** begin Excerpted records **
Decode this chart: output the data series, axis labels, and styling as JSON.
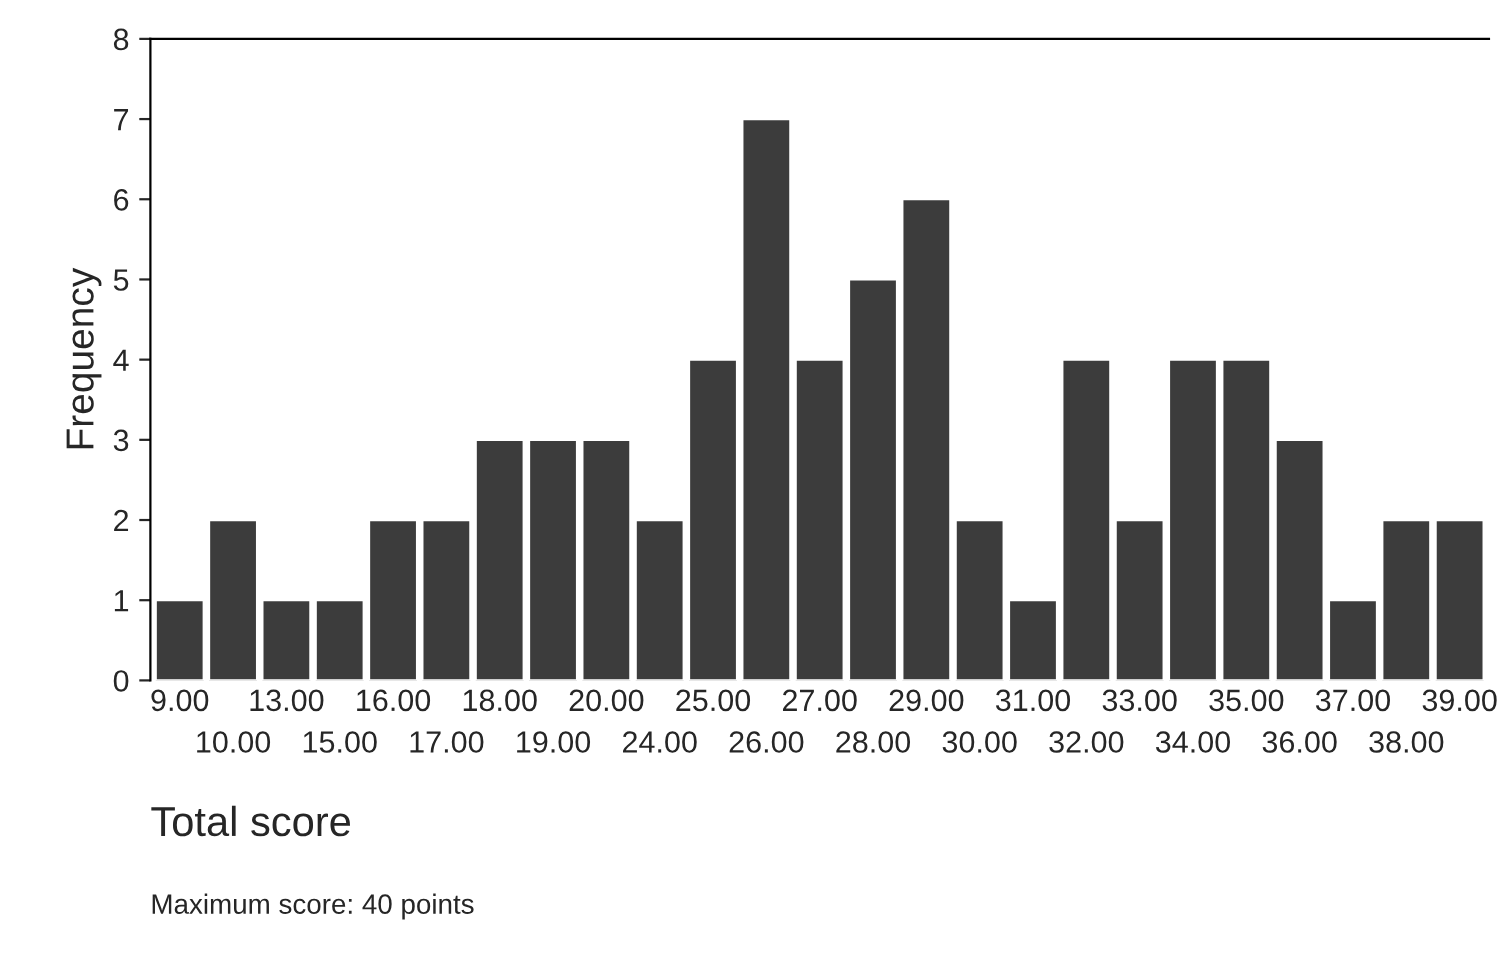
{
  "chart_data": {
    "type": "bar",
    "xlabel": "Total score",
    "ylabel": "Frequency",
    "categories": [
      "9.00",
      "10.00",
      "13.00",
      "15.00",
      "16.00",
      "17.00",
      "18.00",
      "19.00",
      "20.00",
      "24.00",
      "25.00",
      "26.00",
      "27.00",
      "28.00",
      "29.00",
      "30.00",
      "31.00",
      "32.00",
      "33.00",
      "34.00",
      "35.00",
      "36.00",
      "37.00",
      "38.00",
      "39.00"
    ],
    "values": [
      1,
      2,
      1,
      1,
      2,
      2,
      3,
      3,
      3,
      2,
      4,
      7,
      4,
      5,
      6,
      2,
      1,
      4,
      2,
      4,
      4,
      3,
      1,
      2,
      2
    ],
    "color": "#3c3c3c",
    "ylim": [
      0,
      8
    ],
    "yticks": [
      0,
      1,
      2,
      3,
      4,
      5,
      6,
      7,
      8
    ],
    "grid": false,
    "annotations": [
      "Maximum score: 40 points"
    ]
  }
}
** end Excerpted records **
**What the task asks**
Go back to the records above and write them out exactly, without the pictures.

**Written answer**
Decode this chart: output the data series, axis labels, and styling as JSON.
{
  "chart_data": {
    "type": "bar",
    "xlabel": "Total score",
    "ylabel": "Frequency",
    "categories": [
      "9.00",
      "10.00",
      "13.00",
      "15.00",
      "16.00",
      "17.00",
      "18.00",
      "19.00",
      "20.00",
      "24.00",
      "25.00",
      "26.00",
      "27.00",
      "28.00",
      "29.00",
      "30.00",
      "31.00",
      "32.00",
      "33.00",
      "34.00",
      "35.00",
      "36.00",
      "37.00",
      "38.00",
      "39.00"
    ],
    "values": [
      1,
      2,
      1,
      1,
      2,
      2,
      3,
      3,
      3,
      2,
      4,
      7,
      4,
      5,
      6,
      2,
      1,
      4,
      2,
      4,
      4,
      3,
      1,
      2,
      2
    ],
    "color": "#3c3c3c",
    "ylim": [
      0,
      8
    ],
    "yticks": [
      0,
      1,
      2,
      3,
      4,
      5,
      6,
      7,
      8
    ],
    "grid": false,
    "annotations": [
      "Maximum score: 40 points"
    ]
  }
}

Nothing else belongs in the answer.